» What the exercise asks
Can you copy out everything in the entries from the very first line down to the line containing "colorbar-band-2 xyxy=(953,152,973,196)", with that line included?

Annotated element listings
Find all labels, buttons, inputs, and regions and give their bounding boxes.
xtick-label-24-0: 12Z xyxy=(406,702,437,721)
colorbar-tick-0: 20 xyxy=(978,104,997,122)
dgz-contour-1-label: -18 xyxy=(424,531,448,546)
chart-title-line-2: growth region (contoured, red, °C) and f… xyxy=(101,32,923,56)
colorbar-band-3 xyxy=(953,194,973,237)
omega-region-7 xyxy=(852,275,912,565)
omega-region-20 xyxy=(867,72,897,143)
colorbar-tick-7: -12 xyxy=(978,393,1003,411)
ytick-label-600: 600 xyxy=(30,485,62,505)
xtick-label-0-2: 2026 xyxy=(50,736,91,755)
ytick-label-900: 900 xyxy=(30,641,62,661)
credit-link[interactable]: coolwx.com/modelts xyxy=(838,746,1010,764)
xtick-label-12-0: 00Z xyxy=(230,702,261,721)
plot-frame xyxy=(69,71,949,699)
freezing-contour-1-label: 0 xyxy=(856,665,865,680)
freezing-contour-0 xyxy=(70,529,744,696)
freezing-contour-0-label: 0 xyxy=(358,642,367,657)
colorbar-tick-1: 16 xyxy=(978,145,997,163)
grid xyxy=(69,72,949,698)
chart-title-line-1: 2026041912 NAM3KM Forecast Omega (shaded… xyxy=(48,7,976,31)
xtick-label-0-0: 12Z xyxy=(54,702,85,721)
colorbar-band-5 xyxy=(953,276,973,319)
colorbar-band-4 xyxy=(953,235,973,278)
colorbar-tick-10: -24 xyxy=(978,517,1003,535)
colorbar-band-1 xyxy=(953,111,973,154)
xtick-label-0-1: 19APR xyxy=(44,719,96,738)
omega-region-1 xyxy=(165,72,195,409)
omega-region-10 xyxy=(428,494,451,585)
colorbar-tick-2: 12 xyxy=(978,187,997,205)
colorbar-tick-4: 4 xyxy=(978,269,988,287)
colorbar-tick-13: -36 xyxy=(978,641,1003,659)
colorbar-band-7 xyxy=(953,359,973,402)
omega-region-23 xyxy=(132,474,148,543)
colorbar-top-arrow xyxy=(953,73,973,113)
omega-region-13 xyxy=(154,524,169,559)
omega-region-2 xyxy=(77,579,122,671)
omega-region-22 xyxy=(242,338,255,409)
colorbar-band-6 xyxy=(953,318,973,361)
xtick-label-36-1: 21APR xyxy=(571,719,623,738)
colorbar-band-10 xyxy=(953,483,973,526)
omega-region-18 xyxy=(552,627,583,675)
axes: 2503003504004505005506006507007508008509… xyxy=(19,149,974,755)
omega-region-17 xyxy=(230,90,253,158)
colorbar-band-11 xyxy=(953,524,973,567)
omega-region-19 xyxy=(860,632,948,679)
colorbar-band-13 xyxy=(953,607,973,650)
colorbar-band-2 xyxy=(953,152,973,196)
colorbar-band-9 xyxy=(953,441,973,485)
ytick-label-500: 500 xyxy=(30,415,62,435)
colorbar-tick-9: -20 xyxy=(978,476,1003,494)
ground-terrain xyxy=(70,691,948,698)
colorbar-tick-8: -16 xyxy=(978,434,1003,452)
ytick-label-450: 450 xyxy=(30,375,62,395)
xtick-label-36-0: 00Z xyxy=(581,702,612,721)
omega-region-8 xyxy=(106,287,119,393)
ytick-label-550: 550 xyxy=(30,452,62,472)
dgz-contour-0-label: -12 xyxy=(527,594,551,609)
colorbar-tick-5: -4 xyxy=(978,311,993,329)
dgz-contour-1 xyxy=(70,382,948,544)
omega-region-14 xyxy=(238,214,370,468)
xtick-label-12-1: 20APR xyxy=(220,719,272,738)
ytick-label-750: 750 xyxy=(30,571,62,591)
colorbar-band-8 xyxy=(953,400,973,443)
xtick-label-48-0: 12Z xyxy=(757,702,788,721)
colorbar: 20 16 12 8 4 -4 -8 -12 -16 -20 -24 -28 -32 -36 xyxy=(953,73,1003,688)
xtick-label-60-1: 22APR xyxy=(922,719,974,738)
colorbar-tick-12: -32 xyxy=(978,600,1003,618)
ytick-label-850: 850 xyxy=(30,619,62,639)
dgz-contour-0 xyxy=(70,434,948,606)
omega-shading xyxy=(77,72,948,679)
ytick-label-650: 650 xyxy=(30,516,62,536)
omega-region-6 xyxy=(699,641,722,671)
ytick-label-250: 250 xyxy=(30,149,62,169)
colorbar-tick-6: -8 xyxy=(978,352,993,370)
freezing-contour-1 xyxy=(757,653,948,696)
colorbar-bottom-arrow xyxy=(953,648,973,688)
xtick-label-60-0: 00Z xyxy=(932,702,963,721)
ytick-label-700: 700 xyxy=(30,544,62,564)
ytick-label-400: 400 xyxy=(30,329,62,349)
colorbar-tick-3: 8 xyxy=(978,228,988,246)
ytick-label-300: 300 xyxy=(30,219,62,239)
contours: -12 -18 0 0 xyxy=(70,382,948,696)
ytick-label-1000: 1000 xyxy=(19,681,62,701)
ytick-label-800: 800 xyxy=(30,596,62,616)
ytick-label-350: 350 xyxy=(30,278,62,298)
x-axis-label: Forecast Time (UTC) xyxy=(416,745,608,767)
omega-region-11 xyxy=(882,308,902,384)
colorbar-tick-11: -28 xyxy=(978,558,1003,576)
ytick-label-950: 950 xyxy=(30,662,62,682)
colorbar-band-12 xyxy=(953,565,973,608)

» Exercise result
Find all labels, buttons, inputs, and regions and give their bounding boxes.
xtick-label-24-0: 12Z xyxy=(406,702,437,721)
colorbar-tick-0: 20 xyxy=(978,104,997,122)
dgz-contour-1-label: -18 xyxy=(424,531,448,546)
chart-title-line-2: growth region (contoured, red, °C) and f… xyxy=(101,32,923,56)
colorbar-band-3 xyxy=(953,194,973,237)
omega-region-7 xyxy=(852,275,912,565)
omega-region-20 xyxy=(867,72,897,143)
colorbar-tick-7: -12 xyxy=(978,393,1003,411)
ytick-label-600: 600 xyxy=(30,485,62,505)
xtick-label-0-2: 2026 xyxy=(50,736,91,755)
ytick-label-900: 900 xyxy=(30,641,62,661)
credit-link[interactable]: coolwx.com/modelts xyxy=(838,746,1010,764)
xtick-label-12-0: 00Z xyxy=(230,702,261,721)
plot-frame xyxy=(69,71,949,699)
freezing-contour-1-label: 0 xyxy=(856,665,865,680)
freezing-contour-0 xyxy=(70,529,744,696)
freezing-contour-0-label: 0 xyxy=(358,642,367,657)
colorbar-tick-1: 16 xyxy=(978,145,997,163)
grid xyxy=(69,72,949,698)
chart-title-line-1: 2026041912 NAM3KM Forecast Omega (shaded… xyxy=(48,7,976,31)
xtick-label-0-0: 12Z xyxy=(54,702,85,721)
colorbar-band-5 xyxy=(953,276,973,319)
colorbar-band-4 xyxy=(953,235,973,278)
colorbar-tick-10: -24 xyxy=(978,517,1003,535)
colorbar-band-1 xyxy=(953,111,973,154)
xtick-label-0-1: 19APR xyxy=(44,719,96,738)
omega-region-1 xyxy=(165,72,195,409)
omega-region-10 xyxy=(428,494,451,585)
colorbar-tick-2: 12 xyxy=(978,187,997,205)
colorbar-tick-4: 4 xyxy=(978,269,988,287)
colorbar-tick-13: -36 xyxy=(978,641,1003,659)
colorbar-band-7 xyxy=(953,359,973,402)
omega-region-23 xyxy=(132,474,148,543)
colorbar-top-arrow xyxy=(953,73,973,113)
omega-region-13 xyxy=(154,524,169,559)
omega-region-2 xyxy=(77,579,122,671)
omega-region-22 xyxy=(242,338,255,409)
colorbar-band-6 xyxy=(953,318,973,361)
xtick-label-36-1: 21APR xyxy=(571,719,623,738)
colorbar-band-10 xyxy=(953,483,973,526)
omega-region-18 xyxy=(552,627,583,675)
axes: 2503003504004505005506006507007508008509… xyxy=(19,149,974,755)
omega-region-17 xyxy=(230,90,253,158)
colorbar-band-11 xyxy=(953,524,973,567)
omega-region-19 xyxy=(860,632,948,679)
colorbar-band-13 xyxy=(953,607,973,650)
colorbar-band-2 xyxy=(953,152,973,196)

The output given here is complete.